Dataset items
################
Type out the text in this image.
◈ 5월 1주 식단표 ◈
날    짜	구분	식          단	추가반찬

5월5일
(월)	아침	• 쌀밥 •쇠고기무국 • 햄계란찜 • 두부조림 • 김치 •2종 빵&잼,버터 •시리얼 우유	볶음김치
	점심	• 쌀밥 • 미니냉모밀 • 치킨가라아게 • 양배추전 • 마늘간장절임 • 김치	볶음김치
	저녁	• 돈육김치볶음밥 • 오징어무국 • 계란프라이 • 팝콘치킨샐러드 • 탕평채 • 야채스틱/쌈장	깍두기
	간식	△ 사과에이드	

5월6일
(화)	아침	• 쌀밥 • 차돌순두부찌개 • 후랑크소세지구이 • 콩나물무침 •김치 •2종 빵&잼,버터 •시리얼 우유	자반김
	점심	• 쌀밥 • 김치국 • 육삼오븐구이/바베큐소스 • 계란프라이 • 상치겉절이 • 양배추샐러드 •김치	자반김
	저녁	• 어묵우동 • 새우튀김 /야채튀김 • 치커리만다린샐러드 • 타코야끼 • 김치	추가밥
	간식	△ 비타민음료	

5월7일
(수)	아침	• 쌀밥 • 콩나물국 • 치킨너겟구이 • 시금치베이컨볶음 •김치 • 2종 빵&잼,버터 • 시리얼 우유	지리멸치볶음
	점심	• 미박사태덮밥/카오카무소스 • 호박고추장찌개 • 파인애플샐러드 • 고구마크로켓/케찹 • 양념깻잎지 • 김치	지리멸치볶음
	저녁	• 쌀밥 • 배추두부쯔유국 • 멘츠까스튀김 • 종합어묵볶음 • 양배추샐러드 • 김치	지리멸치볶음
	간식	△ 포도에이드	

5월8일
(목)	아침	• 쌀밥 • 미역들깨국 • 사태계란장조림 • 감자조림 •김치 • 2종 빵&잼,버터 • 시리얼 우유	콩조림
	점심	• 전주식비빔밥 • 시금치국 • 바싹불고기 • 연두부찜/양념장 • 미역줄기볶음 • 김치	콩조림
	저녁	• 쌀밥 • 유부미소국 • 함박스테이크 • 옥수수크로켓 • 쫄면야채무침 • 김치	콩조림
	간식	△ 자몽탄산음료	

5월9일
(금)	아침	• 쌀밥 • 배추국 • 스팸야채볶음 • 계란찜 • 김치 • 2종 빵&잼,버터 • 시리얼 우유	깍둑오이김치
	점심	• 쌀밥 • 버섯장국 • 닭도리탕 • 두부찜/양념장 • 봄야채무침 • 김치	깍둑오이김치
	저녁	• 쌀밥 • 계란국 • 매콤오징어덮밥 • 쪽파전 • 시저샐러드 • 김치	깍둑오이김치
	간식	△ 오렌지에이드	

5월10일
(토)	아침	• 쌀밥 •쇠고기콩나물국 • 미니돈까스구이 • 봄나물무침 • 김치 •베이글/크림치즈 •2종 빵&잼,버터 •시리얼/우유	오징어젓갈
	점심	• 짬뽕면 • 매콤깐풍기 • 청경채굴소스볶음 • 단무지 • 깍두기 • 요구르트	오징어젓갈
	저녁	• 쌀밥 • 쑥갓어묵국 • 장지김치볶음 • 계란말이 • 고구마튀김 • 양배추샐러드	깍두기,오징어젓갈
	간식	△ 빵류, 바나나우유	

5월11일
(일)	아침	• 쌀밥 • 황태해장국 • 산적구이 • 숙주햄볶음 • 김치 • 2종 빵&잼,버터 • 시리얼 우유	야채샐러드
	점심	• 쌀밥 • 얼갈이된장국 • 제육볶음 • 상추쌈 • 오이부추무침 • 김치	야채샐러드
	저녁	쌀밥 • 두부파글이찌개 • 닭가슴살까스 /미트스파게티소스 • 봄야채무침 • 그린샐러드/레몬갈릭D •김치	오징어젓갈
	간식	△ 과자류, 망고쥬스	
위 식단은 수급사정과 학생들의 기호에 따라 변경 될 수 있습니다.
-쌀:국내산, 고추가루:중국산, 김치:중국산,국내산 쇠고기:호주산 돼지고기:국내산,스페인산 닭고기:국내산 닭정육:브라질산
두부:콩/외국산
################
:: YOUR OBJECTIVE ::
Your task is to print all of the records exactly.

:: RESULT BELOW ::
Type out the text in this image.
◈ 5월 1주 식단표 ◈
날    짜	구분	식          단	추가반찬

5월5일
(월)	아침	• 쌀밥 •쇠고기무국 • 햄계란찜 • 두부조림 • 김치 •2종 빵&잼,버터 •시리얼 우유	볶음김치
	점심	• 쌀밥 • 미니냉모밀 • 치킨가라아게 • 양배추전 • 마늘간장절임 • 김치	볶음김치
	저녁	• 돈육김치볶음밥 • 오징어무국 • 계란프라이 • 팝콘치킨샐러드 • 탕평채 • 야채스틱/쌈장	깍두기
	간식	△ 사과에이드	

5월6일
(화)	아침	• 쌀밥 • 차돌순두부찌개 • 후랑크소세지구이 • 콩나물무침 •김치 •2종 빵&잼,버터 •시리얼 우유	자반김
	점심	• 쌀밥 • 김치국 • 육삼오븐구이/바베큐소스 • 계란프라이 • 상치겉절이 • 양배추샐러드 •김치	자반김
	저녁	• 어묵우동 • 새우튀김 /야채튀김 • 치커리만다린샐러드 • 타코야끼 • 김치	추가밥
	간식	△ 비타민음료	

5월7일
(수)	아침	• 쌀밥 • 콩나물국 • 치킨너겟구이 • 시금치베이컨볶음 •김치 • 2종 빵&잼,버터 • 시리얼 우유	지리멸치볶음
	점심	• 미박사태덮밥/카오카무소스 • 호박고추장찌개 • 파인애플샐러드 • 고구마크로켓/케찹 • 양념깻잎지 • 김치	지리멸치볶음
	저녁	• 쌀밥 • 배추두부쯔유국 • 멘츠까스튀김 • 종합어묵볶음 • 양배추샐러드 • 김치	지리멸치볶음
	간식	△ 포도에이드	

5월8일
(목)	아침	• 쌀밥 • 미역들깨국 • 사태계란장조림 • 감자조림 •김치 • 2종 빵&잼,버터 • 시리얼 우유	콩조림
	점심	• 전주식비빔밥 • 시금치국 • 바싹불고기 • 연두부찜/양념장 • 미역줄기볶음 • 김치	콩조림
	저녁	• 쌀밥 • 유부미소국 • 함박스테이크 • 옥수수크로켓 • 쫄면야채무침 • 김치	콩조림
	간식	△ 자몽탄산음료	

5월9일
(금)	아침	• 쌀밥 • 배추국 • 스팸야채볶음 • 계란찜 • 김치 • 2종 빵&잼,버터 • 시리얼 우유	깍둑오이김치
	점심	• 쌀밥 • 버섯장국 • 닭도리탕 • 두부찜/양념장 • 봄야채무침 • 김치	깍둑오이김치
	저녁	• 쌀밥 • 계란국 • 매콤오징어덮밥 • 쪽파전 • 시저샐러드 • 김치	깍둑오이김치
	간식	△ 오렌지에이드	

5월10일
(토)	아침	• 쌀밥 •쇠고기콩나물국 • 미니돈까스구이 • 봄나물무침 • 김치 •베이글/크림치즈 •2종 빵&잼,버터 •시리얼/우유	오징어젓갈
	점심	• 짬뽕면 • 매콤깐풍기 • 청경채굴소스볶음 • 단무지 • 깍두기 • 요구르트	오징어젓갈
	저녁	• 쌀밥 • 쑥갓어묵국 • 장지김치볶음 • 계란말이 • 고구마튀김 • 양배추샐러드	깍두기,오징어젓갈
	간식	△ 빵류, 바나나우유	

5월11일
(일)	아침	• 쌀밥 • 황태해장국 • 산적구이 • 숙주햄볶음 • 김치 • 2종 빵&잼,버터 • 시리얼 우유	야채샐러드
	점심	• 쌀밥 • 얼갈이된장국 • 제육볶음 • 상추쌈 • 오이부추무침 • 김치	야채샐러드
	저녁	쌀밥 • 두부파글이찌개 • 닭가슴살까스 /미트스파게티소스 • 봄야채무침 • 그린샐러드/레몬갈릭D •김치	오징어젓갈
	간식	△ 과자류, 망고쥬스	
위 식단은 수급사정과 학생들의 기호에 따라 변경 될 수 있습니다.
-쌀:국내산, 고추가루:중국산, 김치:중국산,국내산 쇠고기:호주산 돼지고기:국내산,스페인산 닭고기:국내산 닭정육:브라질산
두부:콩/외국산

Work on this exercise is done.